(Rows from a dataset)
----

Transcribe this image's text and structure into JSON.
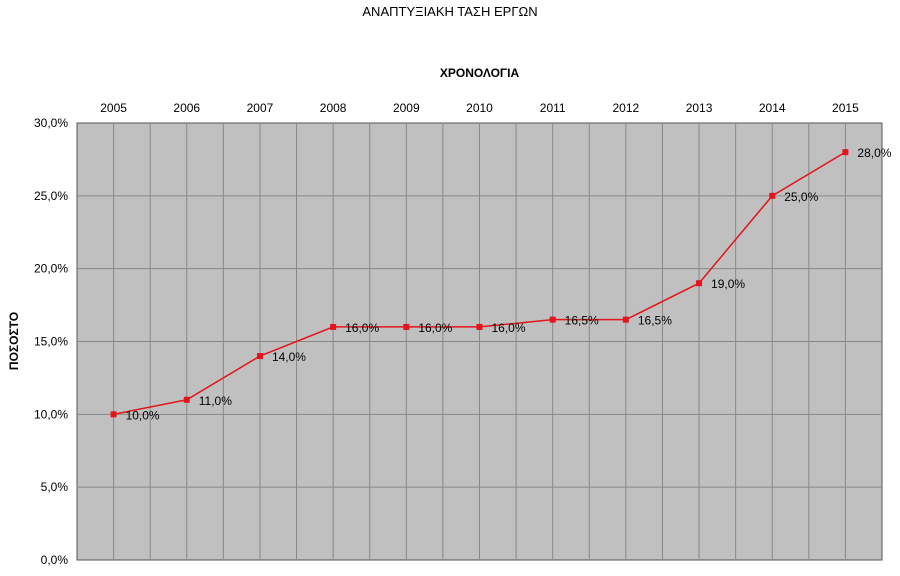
{
  "chart_data": {
    "type": "line",
    "title": "ΑΝΑΠΤΥΞΙΑΚΗ ΤΑΣΗ ΕΡΓΩΝ",
    "xlabel": "ΧΡΟΝΟΛΟΓΙΑ",
    "ylabel": "ΠΟΣΟΣΤΟ",
    "categories": [
      "2005",
      "2006",
      "2007",
      "2008",
      "2009",
      "2010",
      "2011",
      "2012",
      "2013",
      "2014",
      "2015"
    ],
    "values": [
      10.0,
      11.0,
      14.0,
      16.0,
      16.0,
      16.0,
      16.5,
      16.5,
      19.0,
      25.0,
      28.0
    ],
    "data_labels": [
      "10,0%",
      "11,0%",
      "14,0%",
      "16,0%",
      "16,0%",
      "16,0%",
      "16,5%",
      "16,5%",
      "19,0%",
      "25,0%",
      "28,0%"
    ],
    "ylim": [
      0,
      30
    ],
    "yticks": [
      "0,0%",
      "5,0%",
      "10,0%",
      "15,0%",
      "20,0%",
      "25,0%",
      "30,0%"
    ],
    "x_axis_position": "top",
    "grid": true,
    "legend": "none",
    "colors": {
      "series": "#e3141c",
      "plot_background": "#c0c0c0",
      "grid": "#888888"
    }
  }
}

----

■ Exercise brief: Retype the data above exactly; pictures are not part of the copy.

■ Written response:
Transcribe this image's text and structure into JSON.
{
  "chart_data": {
    "type": "line",
    "title": "ΑΝΑΠΤΥΞΙΑΚΗ ΤΑΣΗ ΕΡΓΩΝ",
    "xlabel": "ΧΡΟΝΟΛΟΓΙΑ",
    "ylabel": "ΠΟΣΟΣΤΟ",
    "categories": [
      "2005",
      "2006",
      "2007",
      "2008",
      "2009",
      "2010",
      "2011",
      "2012",
      "2013",
      "2014",
      "2015"
    ],
    "values": [
      10.0,
      11.0,
      14.0,
      16.0,
      16.0,
      16.0,
      16.5,
      16.5,
      19.0,
      25.0,
      28.0
    ],
    "data_labels": [
      "10,0%",
      "11,0%",
      "14,0%",
      "16,0%",
      "16,0%",
      "16,0%",
      "16,5%",
      "16,5%",
      "19,0%",
      "25,0%",
      "28,0%"
    ],
    "ylim": [
      0,
      30
    ],
    "yticks": [
      "0,0%",
      "5,0%",
      "10,0%",
      "15,0%",
      "20,0%",
      "25,0%",
      "30,0%"
    ],
    "x_axis_position": "top",
    "grid": true,
    "legend": "none",
    "colors": {
      "series": "#e3141c",
      "plot_background": "#c0c0c0",
      "grid": "#888888"
    }
  }
}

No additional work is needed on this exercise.